▶ [What this task involves]:
Would you copy only the lines below, from the one containing "Type out the text in this image." through the very last one, leaving the pictures out?

▶ [Exercise inputs]:

============

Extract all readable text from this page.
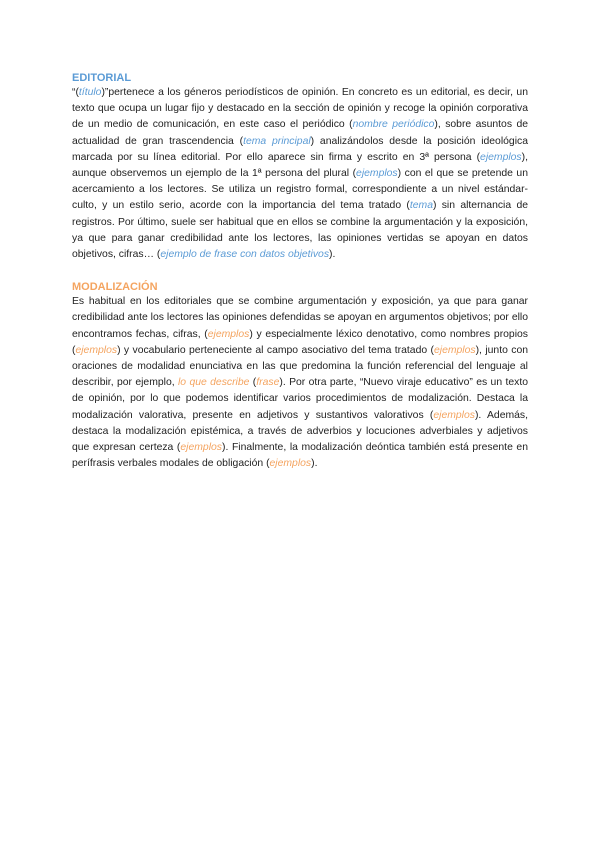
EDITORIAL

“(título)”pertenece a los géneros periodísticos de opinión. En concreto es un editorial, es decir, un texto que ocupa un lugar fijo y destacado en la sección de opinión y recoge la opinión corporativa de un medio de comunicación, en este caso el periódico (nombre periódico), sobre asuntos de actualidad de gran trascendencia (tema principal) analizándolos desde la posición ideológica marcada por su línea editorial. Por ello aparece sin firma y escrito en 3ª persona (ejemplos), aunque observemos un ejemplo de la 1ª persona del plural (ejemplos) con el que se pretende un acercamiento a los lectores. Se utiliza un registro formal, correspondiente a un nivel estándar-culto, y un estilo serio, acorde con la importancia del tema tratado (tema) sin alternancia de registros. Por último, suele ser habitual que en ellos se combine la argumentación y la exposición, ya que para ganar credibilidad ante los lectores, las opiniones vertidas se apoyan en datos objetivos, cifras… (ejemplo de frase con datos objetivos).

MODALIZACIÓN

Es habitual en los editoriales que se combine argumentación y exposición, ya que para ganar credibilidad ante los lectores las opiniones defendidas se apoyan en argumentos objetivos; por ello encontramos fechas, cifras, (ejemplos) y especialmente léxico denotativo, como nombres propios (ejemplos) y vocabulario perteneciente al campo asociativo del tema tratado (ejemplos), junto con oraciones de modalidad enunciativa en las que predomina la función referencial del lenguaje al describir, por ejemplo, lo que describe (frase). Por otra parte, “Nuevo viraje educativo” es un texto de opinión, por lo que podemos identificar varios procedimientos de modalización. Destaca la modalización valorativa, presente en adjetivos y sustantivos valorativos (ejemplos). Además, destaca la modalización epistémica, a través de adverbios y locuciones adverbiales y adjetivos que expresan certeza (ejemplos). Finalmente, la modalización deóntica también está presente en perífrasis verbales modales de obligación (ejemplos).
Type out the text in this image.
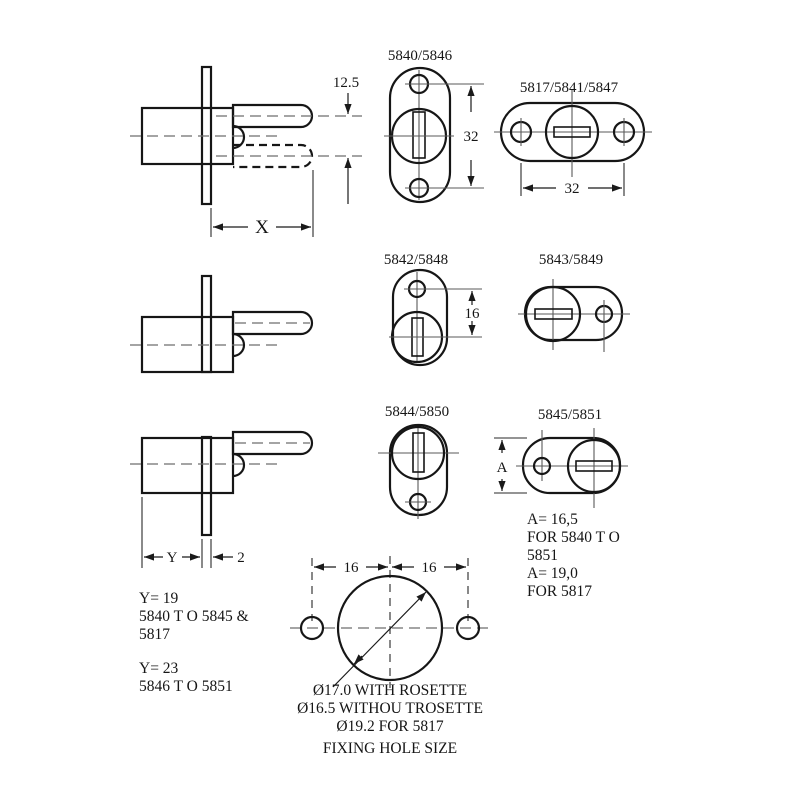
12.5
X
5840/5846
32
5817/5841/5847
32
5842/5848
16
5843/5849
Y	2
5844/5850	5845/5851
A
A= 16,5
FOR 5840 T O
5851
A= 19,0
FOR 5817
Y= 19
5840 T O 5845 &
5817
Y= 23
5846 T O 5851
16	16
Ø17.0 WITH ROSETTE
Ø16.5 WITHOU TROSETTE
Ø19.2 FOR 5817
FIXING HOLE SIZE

============

▶ [Task response]:
Type out the text in this image.
12.5
X
5840/5846
32
5817/5841/5847
32
5842/5848
16
5843/5849
Y	2
5844/5850	5845/5851
A
A= 16,5
FOR 5840 T O
5851
A= 19,0
FOR 5817
Y= 19
5840 T O 5845 &
5817
Y= 23
5846 T O 5851
16	16
Ø17.0 WITH ROSETTE
Ø16.5 WITHOU TROSETTE
Ø19.2 FOR 5817
FIXING HOLE SIZE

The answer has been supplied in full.